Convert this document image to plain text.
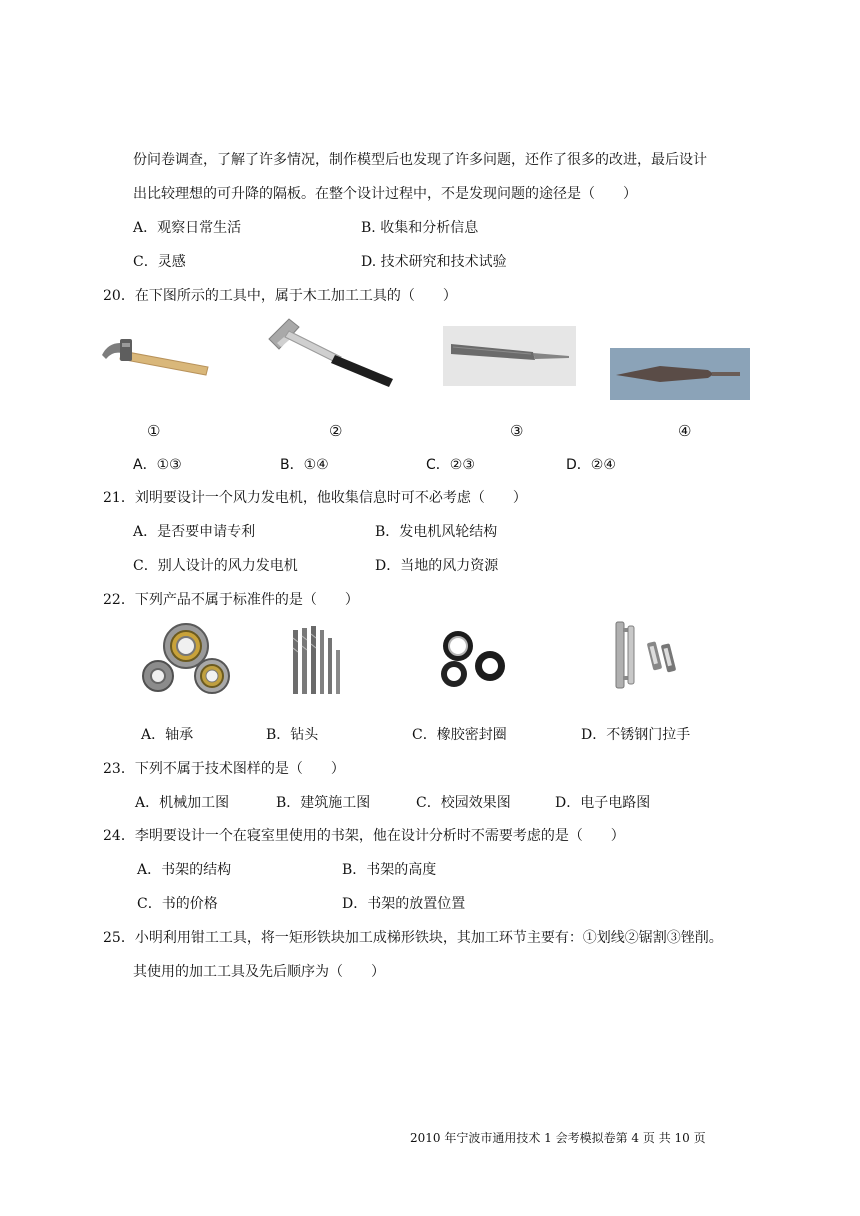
份问卷调查，了解了许多情况，制作模型后也发现了许多问题，还作了很多的改进，最后设计
出比较理想的可升降的隔板。在整个设计过程中，不是发现问题的途径是（　　）
A．观察日常生活	B. 收集和分析信息
C．灵感	D. 技术研究和技术试验
20．在下图所示的工具中，属于木工加工工具的（　　）
①	②	③	④
A．①③	B．①④	C．②③	D．②④
21．刘明要设计一个风力发电机，他收集信息时可不必考虑（　　）
A．是否要申请专利	B．发电机风轮结构
C．别人设计的风力发电机	D．当地的风力资源
22．下列产品不属于标准件的是（　　）
A．轴承	B．钻头	C．橡胶密封圈	D．不锈钢门拉手
23．下列不属于技术图样的是（　　）
A．机械加工图	B．建筑施工图	C．校园效果图	D．电子电路图
24．李明要设计一个在寝室里使用的书架，他在设计分析时不需要考虑的是（　　）
A．书架的结构	B．书架的高度
C．书的价格	D．书架的放置位置
25．小明利用钳工工具，将一矩形铁块加工成梯形铁块，其加工环节主要有：①划线②锯割③锉削。
其使用的加工工具及先后顺序为（　　）
2010 年宁波市通用技术 1 会考模拟卷第 4 页 共 10 页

━━━━━━━━━━━━━━━━━━━━

● **Written task**
All records must be output exactly as they are, except for the pictures, which are left out.

● **Written answer**
Convert this document image to plain text.
份问卷调查，了解了许多情况，制作模型后也发现了许多问题，还作了很多的改进，最后设计
出比较理想的可升降的隔板。在整个设计过程中，不是发现问题的途径是（　　）
A．观察日常生活	B. 收集和分析信息
C．灵感	D. 技术研究和技术试验
20．在下图所示的工具中，属于木工加工工具的（　　）
①	②	③	④
A．①③	B．①④	C．②③	D．②④
21．刘明要设计一个风力发电机，他收集信息时可不必考虑（　　）
A．是否要申请专利	B．发电机风轮结构
C．别人设计的风力发电机	D．当地的风力资源
22．下列产品不属于标准件的是（　　）
A．轴承	B．钻头	C．橡胶密封圈	D．不锈钢门拉手
23．下列不属于技术图样的是（　　）
A．机械加工图	B．建筑施工图	C．校园效果图	D．电子电路图
24．李明要设计一个在寝室里使用的书架，他在设计分析时不需要考虑的是（　　）
A．书架的结构	B．书架的高度
C．书的价格	D．书架的放置位置
25．小明利用钳工工具，将一矩形铁块加工成梯形铁块，其加工环节主要有：①划线②锯割③锉削。
其使用的加工工具及先后顺序为（　　）
2010 年宁波市通用技术 1 会考模拟卷第 4 页 共 10 页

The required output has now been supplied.